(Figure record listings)

_ _ _

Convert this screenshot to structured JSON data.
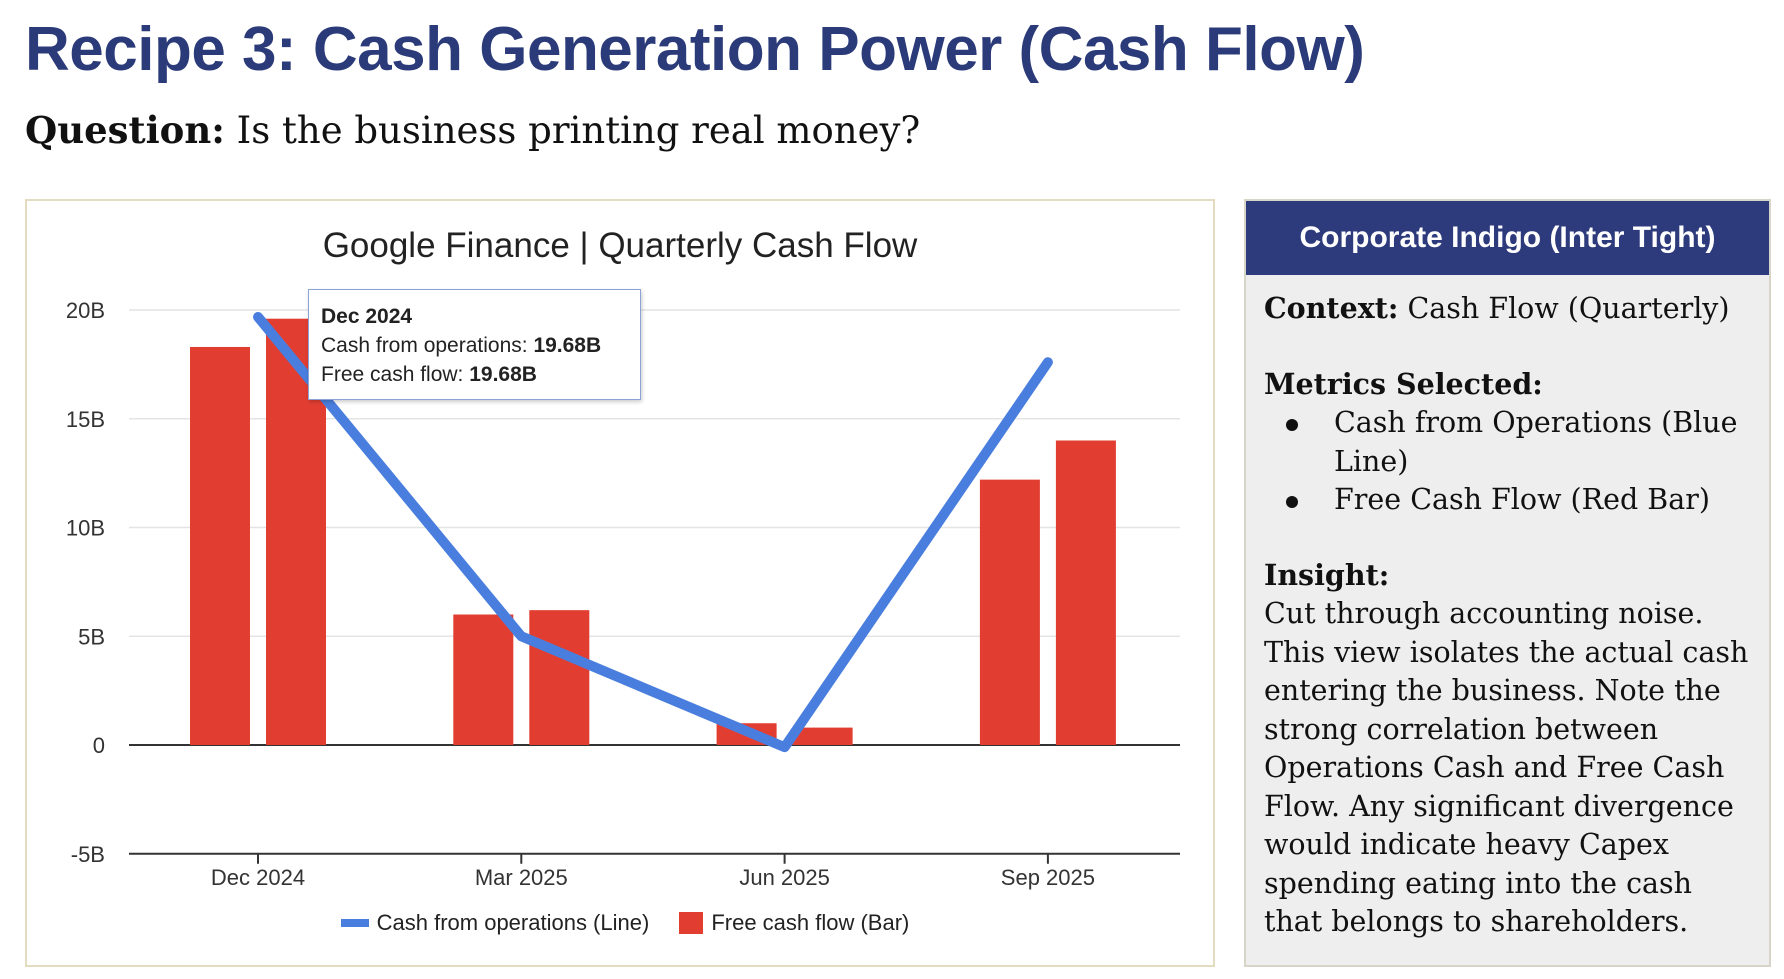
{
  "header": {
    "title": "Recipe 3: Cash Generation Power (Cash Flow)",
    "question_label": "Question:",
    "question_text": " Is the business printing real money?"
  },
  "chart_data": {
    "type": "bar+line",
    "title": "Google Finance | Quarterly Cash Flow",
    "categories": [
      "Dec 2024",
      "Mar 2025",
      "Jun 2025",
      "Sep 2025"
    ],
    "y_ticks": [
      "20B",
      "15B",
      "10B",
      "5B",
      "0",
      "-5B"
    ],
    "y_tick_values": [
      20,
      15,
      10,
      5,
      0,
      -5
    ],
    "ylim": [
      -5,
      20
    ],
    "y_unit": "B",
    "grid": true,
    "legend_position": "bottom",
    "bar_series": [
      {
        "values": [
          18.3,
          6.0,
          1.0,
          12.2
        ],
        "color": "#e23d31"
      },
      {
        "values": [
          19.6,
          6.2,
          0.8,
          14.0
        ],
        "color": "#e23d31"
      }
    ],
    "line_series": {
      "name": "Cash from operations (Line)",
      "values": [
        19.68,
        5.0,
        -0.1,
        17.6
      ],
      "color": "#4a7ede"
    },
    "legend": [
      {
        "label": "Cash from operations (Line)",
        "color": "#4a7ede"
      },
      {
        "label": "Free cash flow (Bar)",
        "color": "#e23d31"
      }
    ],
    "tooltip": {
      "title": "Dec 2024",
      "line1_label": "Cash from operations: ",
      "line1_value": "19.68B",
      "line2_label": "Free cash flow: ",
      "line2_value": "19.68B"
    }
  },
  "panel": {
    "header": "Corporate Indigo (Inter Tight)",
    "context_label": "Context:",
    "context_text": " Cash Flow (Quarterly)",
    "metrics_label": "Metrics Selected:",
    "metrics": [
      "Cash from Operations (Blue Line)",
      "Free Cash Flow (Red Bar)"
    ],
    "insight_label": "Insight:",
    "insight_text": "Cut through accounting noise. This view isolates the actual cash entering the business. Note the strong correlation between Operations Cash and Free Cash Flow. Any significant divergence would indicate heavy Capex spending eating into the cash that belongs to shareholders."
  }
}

_ _ _

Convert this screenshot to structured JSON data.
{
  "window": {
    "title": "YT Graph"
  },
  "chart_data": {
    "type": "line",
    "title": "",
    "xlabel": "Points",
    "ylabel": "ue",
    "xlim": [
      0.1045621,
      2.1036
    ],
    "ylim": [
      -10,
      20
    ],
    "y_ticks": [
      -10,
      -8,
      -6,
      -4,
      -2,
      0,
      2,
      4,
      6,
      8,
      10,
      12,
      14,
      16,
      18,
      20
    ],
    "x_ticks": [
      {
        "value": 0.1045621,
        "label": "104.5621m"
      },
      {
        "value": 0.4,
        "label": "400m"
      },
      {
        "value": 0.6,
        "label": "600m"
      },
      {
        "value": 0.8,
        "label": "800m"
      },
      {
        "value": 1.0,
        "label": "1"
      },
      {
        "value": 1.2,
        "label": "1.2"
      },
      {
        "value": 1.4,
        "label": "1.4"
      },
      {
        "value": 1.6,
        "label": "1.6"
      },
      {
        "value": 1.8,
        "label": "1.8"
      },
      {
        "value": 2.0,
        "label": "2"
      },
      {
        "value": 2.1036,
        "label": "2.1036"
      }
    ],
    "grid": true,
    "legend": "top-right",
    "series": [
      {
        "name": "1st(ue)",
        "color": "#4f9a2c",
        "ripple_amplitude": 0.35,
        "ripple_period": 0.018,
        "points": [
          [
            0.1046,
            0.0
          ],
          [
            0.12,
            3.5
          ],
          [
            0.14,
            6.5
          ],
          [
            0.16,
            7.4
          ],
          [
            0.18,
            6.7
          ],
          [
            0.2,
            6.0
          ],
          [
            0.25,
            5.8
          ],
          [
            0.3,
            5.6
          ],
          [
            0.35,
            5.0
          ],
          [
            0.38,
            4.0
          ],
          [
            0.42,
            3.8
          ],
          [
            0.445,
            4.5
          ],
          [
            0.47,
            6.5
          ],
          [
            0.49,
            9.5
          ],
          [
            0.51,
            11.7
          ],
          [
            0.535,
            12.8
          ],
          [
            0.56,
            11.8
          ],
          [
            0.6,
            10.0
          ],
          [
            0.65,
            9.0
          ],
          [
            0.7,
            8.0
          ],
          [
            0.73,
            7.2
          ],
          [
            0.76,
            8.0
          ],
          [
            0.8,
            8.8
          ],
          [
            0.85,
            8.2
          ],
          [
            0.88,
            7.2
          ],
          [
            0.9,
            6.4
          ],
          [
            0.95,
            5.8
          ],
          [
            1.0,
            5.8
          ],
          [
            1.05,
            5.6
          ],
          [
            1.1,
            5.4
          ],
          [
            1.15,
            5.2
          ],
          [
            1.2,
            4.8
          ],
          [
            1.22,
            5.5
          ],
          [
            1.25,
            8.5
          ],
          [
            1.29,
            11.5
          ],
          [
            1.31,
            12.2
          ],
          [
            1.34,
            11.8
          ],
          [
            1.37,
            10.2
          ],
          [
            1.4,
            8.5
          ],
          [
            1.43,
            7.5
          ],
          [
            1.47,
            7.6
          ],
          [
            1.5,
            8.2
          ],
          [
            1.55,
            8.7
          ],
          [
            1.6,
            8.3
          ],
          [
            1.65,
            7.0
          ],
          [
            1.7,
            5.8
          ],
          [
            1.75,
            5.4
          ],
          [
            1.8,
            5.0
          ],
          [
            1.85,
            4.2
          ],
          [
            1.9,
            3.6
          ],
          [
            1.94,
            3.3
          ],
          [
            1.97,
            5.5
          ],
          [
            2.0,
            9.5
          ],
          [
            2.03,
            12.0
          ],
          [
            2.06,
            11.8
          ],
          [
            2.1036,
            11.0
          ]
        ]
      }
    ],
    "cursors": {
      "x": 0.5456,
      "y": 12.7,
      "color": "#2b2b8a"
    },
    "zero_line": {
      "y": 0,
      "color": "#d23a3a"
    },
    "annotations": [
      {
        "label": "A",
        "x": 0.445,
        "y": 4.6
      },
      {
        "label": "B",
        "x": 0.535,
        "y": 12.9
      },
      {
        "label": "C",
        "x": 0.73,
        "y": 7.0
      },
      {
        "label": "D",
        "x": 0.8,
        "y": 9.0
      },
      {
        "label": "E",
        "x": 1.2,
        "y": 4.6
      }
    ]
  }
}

_ _ _

**Task to complete**
Show the lines that mention the word "Quarterly".

**Completed exercise**
    "title": "Google Finance | Quarterly Cash Flow",
    "context_text": " Cash Flow (Quarterly)",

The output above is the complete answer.